Report how many lines below contain the word "screenshot", and give only that number.

— Begin —

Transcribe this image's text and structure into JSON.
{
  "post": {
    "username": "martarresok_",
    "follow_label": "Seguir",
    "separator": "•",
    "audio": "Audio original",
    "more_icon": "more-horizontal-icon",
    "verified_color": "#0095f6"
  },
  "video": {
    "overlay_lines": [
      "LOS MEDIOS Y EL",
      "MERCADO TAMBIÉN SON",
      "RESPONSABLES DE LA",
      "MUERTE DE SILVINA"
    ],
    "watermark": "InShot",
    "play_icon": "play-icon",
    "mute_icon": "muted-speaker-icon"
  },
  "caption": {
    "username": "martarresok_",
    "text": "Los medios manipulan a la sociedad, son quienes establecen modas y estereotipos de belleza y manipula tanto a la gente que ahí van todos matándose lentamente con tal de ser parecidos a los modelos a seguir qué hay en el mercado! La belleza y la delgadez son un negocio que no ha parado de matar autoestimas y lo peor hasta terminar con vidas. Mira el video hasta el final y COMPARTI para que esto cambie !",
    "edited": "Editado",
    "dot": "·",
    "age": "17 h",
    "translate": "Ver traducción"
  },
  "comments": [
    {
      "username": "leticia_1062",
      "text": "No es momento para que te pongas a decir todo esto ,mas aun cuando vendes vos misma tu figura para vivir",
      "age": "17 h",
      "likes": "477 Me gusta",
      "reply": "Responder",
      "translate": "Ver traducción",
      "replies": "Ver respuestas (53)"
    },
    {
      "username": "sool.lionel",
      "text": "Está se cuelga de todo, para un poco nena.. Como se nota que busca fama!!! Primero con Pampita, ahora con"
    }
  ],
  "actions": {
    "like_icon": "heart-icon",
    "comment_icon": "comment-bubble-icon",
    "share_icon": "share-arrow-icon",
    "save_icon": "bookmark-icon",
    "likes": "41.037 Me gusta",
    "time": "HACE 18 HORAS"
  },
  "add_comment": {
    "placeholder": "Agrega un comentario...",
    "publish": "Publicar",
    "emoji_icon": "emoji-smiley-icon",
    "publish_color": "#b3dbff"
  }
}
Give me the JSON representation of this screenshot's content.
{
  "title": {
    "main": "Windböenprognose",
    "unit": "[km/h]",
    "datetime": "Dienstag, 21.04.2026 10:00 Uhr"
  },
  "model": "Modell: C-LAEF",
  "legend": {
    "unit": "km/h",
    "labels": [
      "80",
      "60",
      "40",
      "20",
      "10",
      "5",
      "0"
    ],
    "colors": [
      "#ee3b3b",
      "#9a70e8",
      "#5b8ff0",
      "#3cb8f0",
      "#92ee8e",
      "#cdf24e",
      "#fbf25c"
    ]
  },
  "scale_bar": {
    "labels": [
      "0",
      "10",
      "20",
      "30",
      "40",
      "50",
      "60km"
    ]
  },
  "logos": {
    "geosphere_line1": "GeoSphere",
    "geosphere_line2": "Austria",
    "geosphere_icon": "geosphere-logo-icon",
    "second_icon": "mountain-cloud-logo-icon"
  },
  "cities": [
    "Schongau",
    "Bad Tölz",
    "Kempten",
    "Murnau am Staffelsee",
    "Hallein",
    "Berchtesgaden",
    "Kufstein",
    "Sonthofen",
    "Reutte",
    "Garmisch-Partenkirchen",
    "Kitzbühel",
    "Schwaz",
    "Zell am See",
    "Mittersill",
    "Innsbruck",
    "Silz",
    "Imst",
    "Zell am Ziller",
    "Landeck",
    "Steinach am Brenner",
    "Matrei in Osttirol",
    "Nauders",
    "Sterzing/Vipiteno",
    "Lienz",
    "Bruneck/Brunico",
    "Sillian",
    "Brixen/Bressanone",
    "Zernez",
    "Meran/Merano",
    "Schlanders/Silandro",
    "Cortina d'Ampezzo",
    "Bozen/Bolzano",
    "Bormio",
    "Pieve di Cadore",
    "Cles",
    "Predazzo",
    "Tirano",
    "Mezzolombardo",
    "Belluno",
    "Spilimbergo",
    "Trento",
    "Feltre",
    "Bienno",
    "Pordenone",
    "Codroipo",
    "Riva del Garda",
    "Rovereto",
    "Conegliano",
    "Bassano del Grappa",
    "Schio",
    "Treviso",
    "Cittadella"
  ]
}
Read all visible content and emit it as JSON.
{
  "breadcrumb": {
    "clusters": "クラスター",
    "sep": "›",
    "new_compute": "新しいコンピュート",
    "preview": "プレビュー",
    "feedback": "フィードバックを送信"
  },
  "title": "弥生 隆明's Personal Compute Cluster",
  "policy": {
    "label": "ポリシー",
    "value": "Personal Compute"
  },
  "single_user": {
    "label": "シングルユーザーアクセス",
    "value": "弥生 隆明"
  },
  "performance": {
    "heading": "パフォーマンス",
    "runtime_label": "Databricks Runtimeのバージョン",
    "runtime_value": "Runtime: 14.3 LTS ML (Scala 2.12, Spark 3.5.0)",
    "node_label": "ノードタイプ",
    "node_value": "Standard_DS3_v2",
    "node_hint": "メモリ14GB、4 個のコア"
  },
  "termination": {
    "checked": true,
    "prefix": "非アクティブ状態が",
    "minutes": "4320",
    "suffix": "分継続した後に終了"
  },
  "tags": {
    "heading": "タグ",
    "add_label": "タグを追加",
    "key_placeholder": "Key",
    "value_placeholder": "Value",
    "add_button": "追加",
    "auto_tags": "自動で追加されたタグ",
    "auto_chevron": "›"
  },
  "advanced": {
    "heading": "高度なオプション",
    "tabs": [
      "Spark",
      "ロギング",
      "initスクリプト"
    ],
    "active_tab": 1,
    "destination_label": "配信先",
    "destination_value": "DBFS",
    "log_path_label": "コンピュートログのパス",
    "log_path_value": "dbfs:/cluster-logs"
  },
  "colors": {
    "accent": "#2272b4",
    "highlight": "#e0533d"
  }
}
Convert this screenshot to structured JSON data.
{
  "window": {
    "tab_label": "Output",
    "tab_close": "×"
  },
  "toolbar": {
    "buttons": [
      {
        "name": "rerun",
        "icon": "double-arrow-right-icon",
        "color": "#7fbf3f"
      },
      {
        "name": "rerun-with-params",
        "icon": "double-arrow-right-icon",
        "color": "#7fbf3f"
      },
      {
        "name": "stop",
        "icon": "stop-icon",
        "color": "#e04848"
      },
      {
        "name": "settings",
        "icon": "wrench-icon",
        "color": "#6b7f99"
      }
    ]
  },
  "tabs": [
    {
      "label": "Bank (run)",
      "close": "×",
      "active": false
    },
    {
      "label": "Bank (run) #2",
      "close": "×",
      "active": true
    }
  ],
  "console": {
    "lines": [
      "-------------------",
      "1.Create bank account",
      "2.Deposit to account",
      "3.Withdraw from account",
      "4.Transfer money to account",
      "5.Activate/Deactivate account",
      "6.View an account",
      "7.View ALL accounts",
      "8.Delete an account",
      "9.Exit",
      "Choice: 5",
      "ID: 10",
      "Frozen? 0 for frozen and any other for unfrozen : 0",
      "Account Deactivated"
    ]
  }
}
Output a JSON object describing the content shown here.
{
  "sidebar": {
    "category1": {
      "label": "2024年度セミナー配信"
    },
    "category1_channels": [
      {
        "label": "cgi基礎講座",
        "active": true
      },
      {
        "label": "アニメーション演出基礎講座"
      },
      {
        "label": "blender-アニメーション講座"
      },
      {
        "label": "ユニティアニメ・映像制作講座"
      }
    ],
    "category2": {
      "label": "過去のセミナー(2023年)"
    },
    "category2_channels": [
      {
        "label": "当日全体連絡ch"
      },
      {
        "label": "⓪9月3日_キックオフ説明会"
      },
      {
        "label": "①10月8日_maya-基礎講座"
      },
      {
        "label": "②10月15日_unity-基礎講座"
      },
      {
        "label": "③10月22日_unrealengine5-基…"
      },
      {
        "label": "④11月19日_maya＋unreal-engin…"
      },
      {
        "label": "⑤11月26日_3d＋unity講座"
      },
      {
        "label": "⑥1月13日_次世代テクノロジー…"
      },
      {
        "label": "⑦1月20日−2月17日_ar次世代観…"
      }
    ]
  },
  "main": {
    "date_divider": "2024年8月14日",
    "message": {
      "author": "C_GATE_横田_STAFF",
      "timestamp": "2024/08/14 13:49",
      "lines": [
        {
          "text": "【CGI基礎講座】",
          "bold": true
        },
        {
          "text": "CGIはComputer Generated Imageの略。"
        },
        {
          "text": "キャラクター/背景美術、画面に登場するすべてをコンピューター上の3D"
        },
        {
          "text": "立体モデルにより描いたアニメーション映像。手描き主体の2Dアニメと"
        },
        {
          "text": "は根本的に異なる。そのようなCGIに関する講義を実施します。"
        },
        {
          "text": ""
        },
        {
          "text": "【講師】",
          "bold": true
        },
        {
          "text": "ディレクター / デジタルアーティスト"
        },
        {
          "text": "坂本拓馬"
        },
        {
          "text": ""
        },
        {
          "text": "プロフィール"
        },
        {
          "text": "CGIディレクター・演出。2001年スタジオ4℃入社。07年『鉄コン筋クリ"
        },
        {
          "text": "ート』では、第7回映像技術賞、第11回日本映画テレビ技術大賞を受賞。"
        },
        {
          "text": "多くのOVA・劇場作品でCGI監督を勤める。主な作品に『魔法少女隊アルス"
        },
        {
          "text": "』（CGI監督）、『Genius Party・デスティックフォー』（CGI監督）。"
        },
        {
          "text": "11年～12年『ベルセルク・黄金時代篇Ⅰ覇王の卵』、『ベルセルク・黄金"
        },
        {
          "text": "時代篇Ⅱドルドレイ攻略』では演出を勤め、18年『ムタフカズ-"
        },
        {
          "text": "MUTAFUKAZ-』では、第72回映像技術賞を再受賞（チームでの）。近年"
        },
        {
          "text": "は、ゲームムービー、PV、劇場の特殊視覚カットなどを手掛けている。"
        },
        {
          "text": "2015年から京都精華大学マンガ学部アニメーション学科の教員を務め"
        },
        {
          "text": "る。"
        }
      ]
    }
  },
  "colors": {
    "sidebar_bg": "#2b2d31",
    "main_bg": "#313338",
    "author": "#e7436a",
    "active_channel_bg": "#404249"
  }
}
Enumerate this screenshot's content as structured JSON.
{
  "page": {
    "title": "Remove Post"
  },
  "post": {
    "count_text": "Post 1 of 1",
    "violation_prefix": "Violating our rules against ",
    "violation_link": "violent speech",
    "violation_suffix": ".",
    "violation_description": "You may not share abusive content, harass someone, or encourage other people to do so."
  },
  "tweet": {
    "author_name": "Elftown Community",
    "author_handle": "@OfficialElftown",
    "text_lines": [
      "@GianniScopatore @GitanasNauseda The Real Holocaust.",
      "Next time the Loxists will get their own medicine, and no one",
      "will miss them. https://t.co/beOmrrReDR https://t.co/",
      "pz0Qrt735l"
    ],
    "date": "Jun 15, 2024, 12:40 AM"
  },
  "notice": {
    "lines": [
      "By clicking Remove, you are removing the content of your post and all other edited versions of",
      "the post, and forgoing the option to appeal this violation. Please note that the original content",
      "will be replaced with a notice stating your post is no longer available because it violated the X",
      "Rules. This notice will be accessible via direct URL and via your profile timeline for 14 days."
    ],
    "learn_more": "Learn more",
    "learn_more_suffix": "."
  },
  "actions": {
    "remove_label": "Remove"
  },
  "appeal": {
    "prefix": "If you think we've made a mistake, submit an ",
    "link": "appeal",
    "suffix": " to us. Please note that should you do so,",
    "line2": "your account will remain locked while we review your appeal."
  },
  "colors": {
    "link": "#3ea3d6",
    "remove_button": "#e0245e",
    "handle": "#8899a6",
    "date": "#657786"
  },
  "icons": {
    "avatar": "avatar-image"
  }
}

— End —

* **REPLY TO THE EXERCISE**
3